→ Problem requirements
Using the data beneath, show every line that includes the word "parasites".
*** Data extract ***
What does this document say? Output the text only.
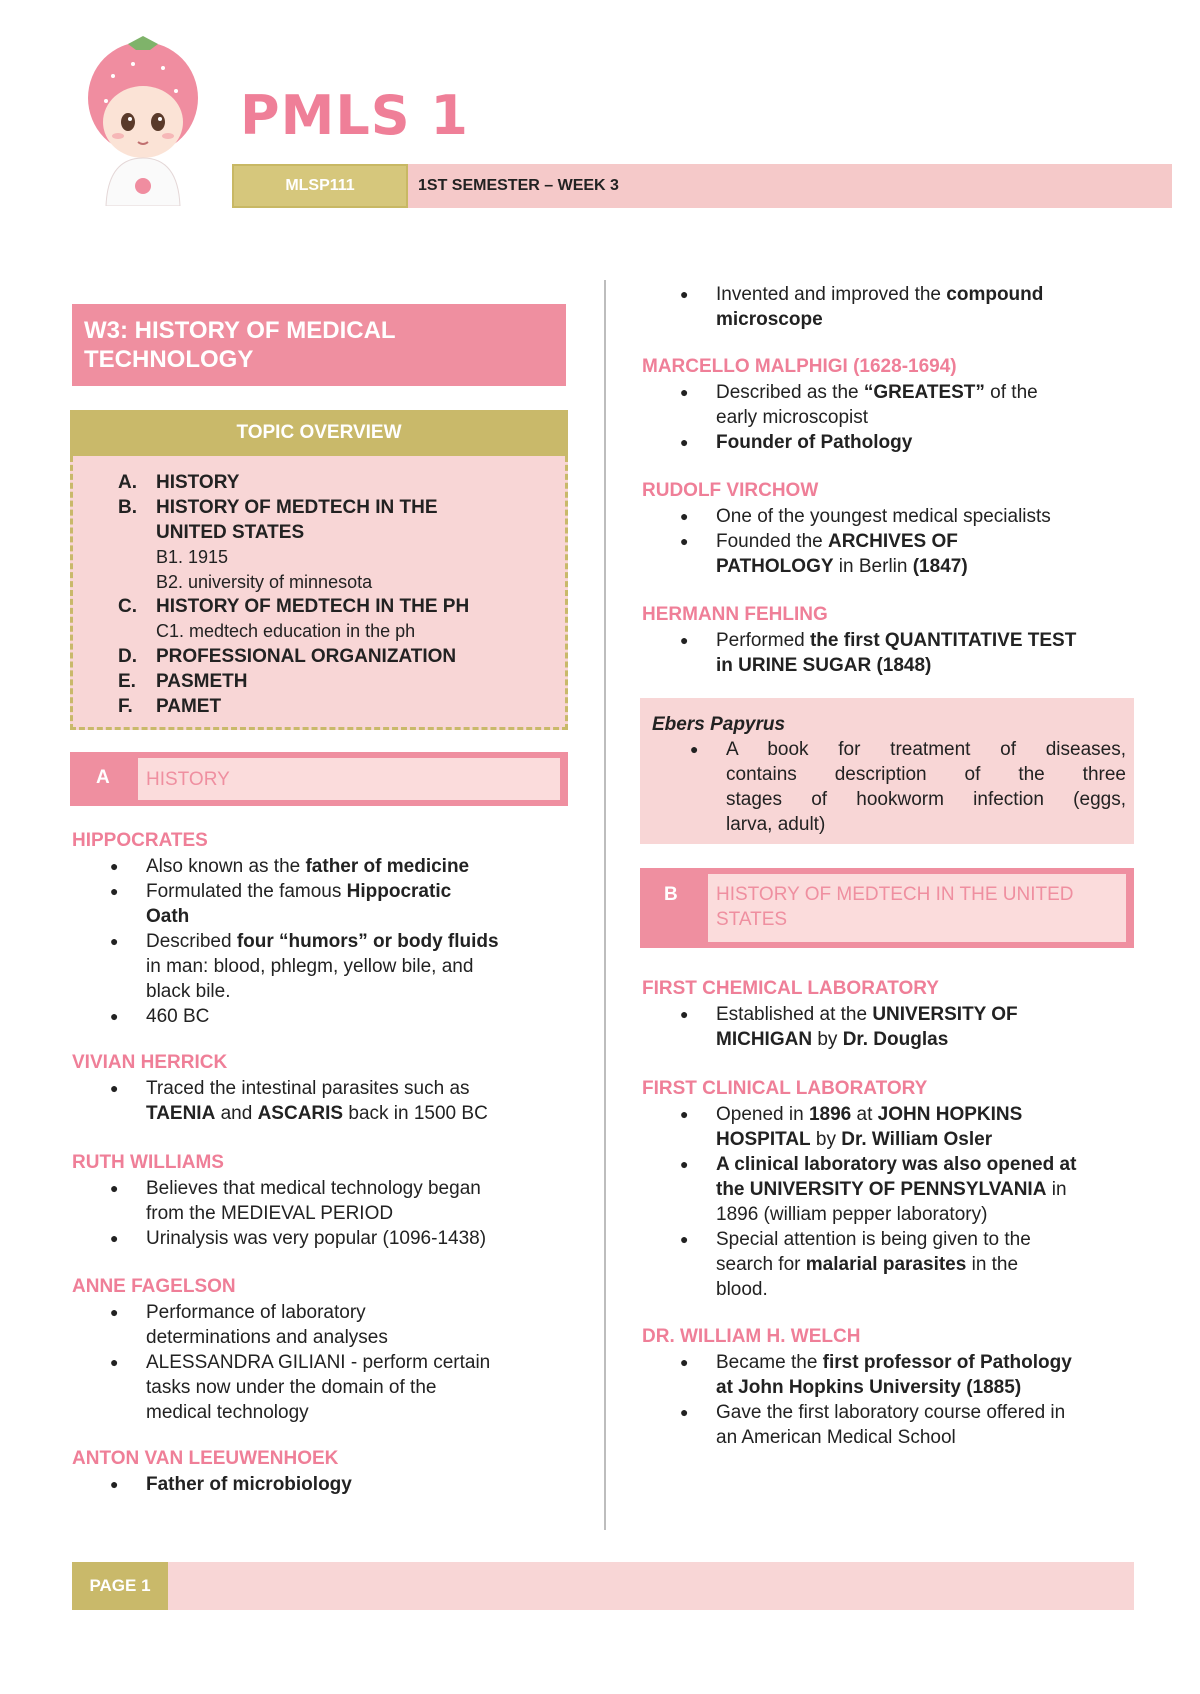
PMLS 1
MLSP111	1ST SEMESTER – WEEK 3
W3: HISTORY OF MEDICAL
TECHNOLOGY
TOPIC OVERVIEW
A. HISTORY
B. HISTORY OF MEDTECH IN THE
UNITED STATES
B1. 1915
B2. university of minnesota
C. HISTORY OF MEDTECH IN THE PH
C1. medtech education in the ph
D. PROFESSIONAL ORGANIZATION
E. PASMETH
F. PAMET
A	HISTORY
HIPPOCRATES
● Also known as the father of medicine
● Formulated the famous Hippocratic
Oath
● Described four “humors” or body fluids
in man: blood, phlegm, yellow bile, and
black bile.
● 460 BC
VIVIAN HERRICK
● Traced the intestinal parasites such as
TAENIA and ASCARIS back in 1500 BC
RUTH WILLIAMS
● Believes that medical technology began
from the MEDIEVAL PERIOD
● Urinalysis was very popular (1096-1438)
ANNE FAGELSON
● Performance of laboratory
determinations and analyses
● ALESSANDRA GILIANI - perform certain
tasks now under the domain of the
medical technology
ANTON VAN LEEUWENHOEK
● Father of microbiology
● Invented and improved the compound
microscope
MARCELLO MALPHIGI (1628-1694)
● Described as the “GREATEST” of the
early microscopist
● Founder of Pathology
RUDOLF VIRCHOW
● One of the youngest medical specialists
● Founded the ARCHIVES OF
PATHOLOGY in Berlin (1847)
HERMANN FEHLING
● Performed the first QUANTITATIVE TEST
in URINE SUGAR (1848)
Ebers Papyrus
● A book for treatment of diseases,
contains description of the three
stages of hookworm infection (eggs,
larva, adult)
B HISTORY OF MEDTECH IN THE UNITED
STATES
FIRST CHEMICAL LABORATORY
● Established at the UNIVERSITY OF
MICHIGAN by Dr. Douglas
FIRST CLINICAL LABORATORY
● Opened in 1896 at JOHN HOPKINS
HOSPITAL by Dr. William Osler
● A clinical laboratory was also opened at
the UNIVERSITY OF PENNSYLVANIA in
1896 (william pepper laboratory)
● Special attention is being given to the
search for malarial parasites in the
blood.
DR. WILLIAM H. WELCH
● Became the first professor of Pathology
at John Hopkins University (1885)
● Gave the first laboratory course offered in
an American Medical School
PAGE 1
***
→ Exercise response
● Traced the intestinal parasites such as
search for malarial parasites in the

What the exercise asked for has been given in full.